• _Required task_: Write out the entries again exactly as they are given.

Extracted data entries

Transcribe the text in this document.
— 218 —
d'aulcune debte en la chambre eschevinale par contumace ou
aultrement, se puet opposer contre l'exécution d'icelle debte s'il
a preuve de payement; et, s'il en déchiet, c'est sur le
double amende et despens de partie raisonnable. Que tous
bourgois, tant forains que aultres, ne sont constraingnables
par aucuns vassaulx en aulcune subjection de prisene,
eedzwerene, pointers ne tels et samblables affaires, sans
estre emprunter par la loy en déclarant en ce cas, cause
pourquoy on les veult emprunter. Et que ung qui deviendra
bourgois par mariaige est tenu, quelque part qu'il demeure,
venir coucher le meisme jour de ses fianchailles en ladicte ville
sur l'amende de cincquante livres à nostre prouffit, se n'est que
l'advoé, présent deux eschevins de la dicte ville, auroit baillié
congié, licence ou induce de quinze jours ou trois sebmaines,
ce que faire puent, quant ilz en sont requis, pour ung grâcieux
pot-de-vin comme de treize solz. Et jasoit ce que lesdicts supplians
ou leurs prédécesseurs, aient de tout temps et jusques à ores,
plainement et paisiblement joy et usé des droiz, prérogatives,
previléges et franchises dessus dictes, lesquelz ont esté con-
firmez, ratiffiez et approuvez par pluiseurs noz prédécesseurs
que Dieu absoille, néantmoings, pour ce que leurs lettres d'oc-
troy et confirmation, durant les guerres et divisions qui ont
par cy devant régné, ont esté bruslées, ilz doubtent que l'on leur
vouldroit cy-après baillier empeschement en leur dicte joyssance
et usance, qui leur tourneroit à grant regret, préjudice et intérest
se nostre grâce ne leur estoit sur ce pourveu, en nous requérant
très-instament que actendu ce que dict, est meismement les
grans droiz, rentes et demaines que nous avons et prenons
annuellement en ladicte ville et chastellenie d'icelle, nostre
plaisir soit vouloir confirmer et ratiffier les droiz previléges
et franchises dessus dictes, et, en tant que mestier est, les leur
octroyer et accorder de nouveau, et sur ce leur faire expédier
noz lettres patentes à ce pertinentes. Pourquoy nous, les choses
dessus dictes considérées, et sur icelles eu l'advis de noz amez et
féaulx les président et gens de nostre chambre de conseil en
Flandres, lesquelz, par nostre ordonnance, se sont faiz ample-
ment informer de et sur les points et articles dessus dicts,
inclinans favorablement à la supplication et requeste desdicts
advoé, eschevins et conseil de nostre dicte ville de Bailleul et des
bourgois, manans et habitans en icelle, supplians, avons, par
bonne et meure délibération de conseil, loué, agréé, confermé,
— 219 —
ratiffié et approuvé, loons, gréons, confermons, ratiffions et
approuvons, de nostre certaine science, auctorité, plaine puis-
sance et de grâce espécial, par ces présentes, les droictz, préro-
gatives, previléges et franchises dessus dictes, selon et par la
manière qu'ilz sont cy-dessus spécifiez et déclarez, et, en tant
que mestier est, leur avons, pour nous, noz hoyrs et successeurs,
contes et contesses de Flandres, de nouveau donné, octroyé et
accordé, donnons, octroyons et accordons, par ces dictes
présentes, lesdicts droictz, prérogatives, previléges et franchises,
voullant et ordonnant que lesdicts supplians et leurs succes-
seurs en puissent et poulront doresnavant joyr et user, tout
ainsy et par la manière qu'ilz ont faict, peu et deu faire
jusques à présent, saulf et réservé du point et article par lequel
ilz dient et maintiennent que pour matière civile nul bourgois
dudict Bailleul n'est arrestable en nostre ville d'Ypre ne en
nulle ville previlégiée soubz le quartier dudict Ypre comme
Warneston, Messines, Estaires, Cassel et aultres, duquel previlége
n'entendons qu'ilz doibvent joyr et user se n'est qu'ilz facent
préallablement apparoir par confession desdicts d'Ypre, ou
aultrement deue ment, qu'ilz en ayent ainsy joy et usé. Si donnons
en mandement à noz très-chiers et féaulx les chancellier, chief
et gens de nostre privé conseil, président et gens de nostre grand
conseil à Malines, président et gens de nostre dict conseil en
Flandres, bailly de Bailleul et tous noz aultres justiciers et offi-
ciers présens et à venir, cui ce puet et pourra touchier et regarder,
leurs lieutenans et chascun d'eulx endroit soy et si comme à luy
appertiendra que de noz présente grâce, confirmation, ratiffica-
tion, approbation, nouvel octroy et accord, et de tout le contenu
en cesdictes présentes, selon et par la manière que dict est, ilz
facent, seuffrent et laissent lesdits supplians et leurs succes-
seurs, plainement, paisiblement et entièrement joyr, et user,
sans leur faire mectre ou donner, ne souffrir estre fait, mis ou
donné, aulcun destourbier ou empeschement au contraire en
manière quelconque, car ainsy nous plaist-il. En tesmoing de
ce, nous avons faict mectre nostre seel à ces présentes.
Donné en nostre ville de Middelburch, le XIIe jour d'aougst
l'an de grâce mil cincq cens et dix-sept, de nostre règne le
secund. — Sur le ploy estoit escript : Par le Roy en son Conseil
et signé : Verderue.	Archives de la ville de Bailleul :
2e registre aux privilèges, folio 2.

• _Written reply_:
Transcribe the text in this document.
— 218 —
d'aulcune debte en la chambre eschevinale par contumace ou
aultrement, se puet opposer contre l'exécution d'icelle debte s'il
a preuve de payement; et, s'il en déchiet, c'est sur le
double amende et despens de partie raisonnable. Que tous
bourgois, tant forains que aultres, ne sont constraingnables
par aucuns vassaulx en aulcune subjection de prisene,
eedzwerene, pointers ne tels et samblables affaires, sans
estre emprunter par la loy en déclarant en ce cas, cause
pourquoy on les veult emprunter. Et que ung qui deviendra
bourgois par mariaige est tenu, quelque part qu'il demeure,
venir coucher le meisme jour de ses fianchailles en ladicte ville
sur l'amende de cincquante livres à nostre prouffit, se n'est que
l'advoé, présent deux eschevins de la dicte ville, auroit baillié
congié, licence ou induce de quinze jours ou trois sebmaines,
ce que faire puent, quant ilz en sont requis, pour ung grâcieux
pot-de-vin comme de treize solz. Et jasoit ce que lesdicts supplians
ou leurs prédécesseurs, aient de tout temps et jusques à ores,
plainement et paisiblement joy et usé des droiz, prérogatives,
previléges et franchises dessus dictes, lesquelz ont esté con-
firmez, ratiffiez et approuvez par pluiseurs noz prédécesseurs
que Dieu absoille, néantmoings, pour ce que leurs lettres d'oc-
troy et confirmation, durant les guerres et divisions qui ont
par cy devant régné, ont esté bruslées, ilz doubtent que l'on leur
vouldroit cy-après baillier empeschement en leur dicte joyssance
et usance, qui leur tourneroit à grant regret, préjudice et intérest
se nostre grâce ne leur estoit sur ce pourveu, en nous requérant
très-instament que actendu ce que dict, est meismement les
grans droiz, rentes et demaines que nous avons et prenons
annuellement en ladicte ville et chastellenie d'icelle, nostre
plaisir soit vouloir confirmer et ratiffier les droiz previléges
et franchises dessus dictes, et, en tant que mestier est, les leur
octroyer et accorder de nouveau, et sur ce leur faire expédier
noz lettres patentes à ce pertinentes. Pourquoy nous, les choses
dessus dictes considérées, et sur icelles eu l'advis de noz amez et
féaulx les président et gens de nostre chambre de conseil en
Flandres, lesquelz, par nostre ordonnance, se sont faiz ample-
ment informer de et sur les points et articles dessus dicts,
inclinans favorablement à la supplication et requeste desdicts
advoé, eschevins et conseil de nostre dicte ville de Bailleul et des
bourgois, manans et habitans en icelle, supplians, avons, par
bonne et meure délibération de conseil, loué, agréé, confermé,
— 219 —
ratiffié et approuvé, loons, gréons, confermons, ratiffions et
approuvons, de nostre certaine science, auctorité, plaine puis-
sance et de grâce espécial, par ces présentes, les droictz, préro-
gatives, previléges et franchises dessus dictes, selon et par la
manière qu'ilz sont cy-dessus spécifiez et déclarez, et, en tant
que mestier est, leur avons, pour nous, noz hoyrs et successeurs,
contes et contesses de Flandres, de nouveau donné, octroyé et
accordé, donnons, octroyons et accordons, par ces dictes
présentes, lesdicts droictz, prérogatives, previléges et franchises,
voullant et ordonnant que lesdicts supplians et leurs succes-
seurs en puissent et poulront doresnavant joyr et user, tout
ainsy et par la manière qu'ilz ont faict, peu et deu faire
jusques à présent, saulf et réservé du point et article par lequel
ilz dient et maintiennent que pour matière civile nul bourgois
dudict Bailleul n'est arrestable en nostre ville d'Ypre ne en
nulle ville previlégiée soubz le quartier dudict Ypre comme
Warneston, Messines, Estaires, Cassel et aultres, duquel previlége
n'entendons qu'ilz doibvent joyr et user se n'est qu'ilz facent
préallablement apparoir par confession desdicts d'Ypre, ou
aultrement deue ment, qu'ilz en ayent ainsy joy et usé. Si donnons
en mandement à noz très-chiers et féaulx les chancellier, chief
et gens de nostre privé conseil, président et gens de nostre grand
conseil à Malines, président et gens de nostre dict conseil en
Flandres, bailly de Bailleul et tous noz aultres justiciers et offi-
ciers présens et à venir, cui ce puet et pourra touchier et regarder,
leurs lieutenans et chascun d'eulx endroit soy et si comme à luy
appertiendra que de noz présente grâce, confirmation, ratiffica-
tion, approbation, nouvel octroy et accord, et de tout le contenu
en cesdictes présentes, selon et par la manière que dict est, ilz
facent, seuffrent et laissent lesdits supplians et leurs succes-
seurs, plainement, paisiblement et entièrement joyr, et user,
sans leur faire mectre ou donner, ne souffrir estre fait, mis ou
donné, aulcun destourbier ou empeschement au contraire en
manière quelconque, car ainsy nous plaist-il. En tesmoing de
ce, nous avons faict mectre nostre seel à ces présentes.
Donné en nostre ville de Middelburch, le XIIe jour d'aougst
l'an de grâce mil cincq cens et dix-sept, de nostre règne le
secund. — Sur le ploy estoit escript : Par le Roy en son Conseil
et signé : Verderue.	Archives de la ville de Bailleul :
2e registre aux privilèges, folio 2.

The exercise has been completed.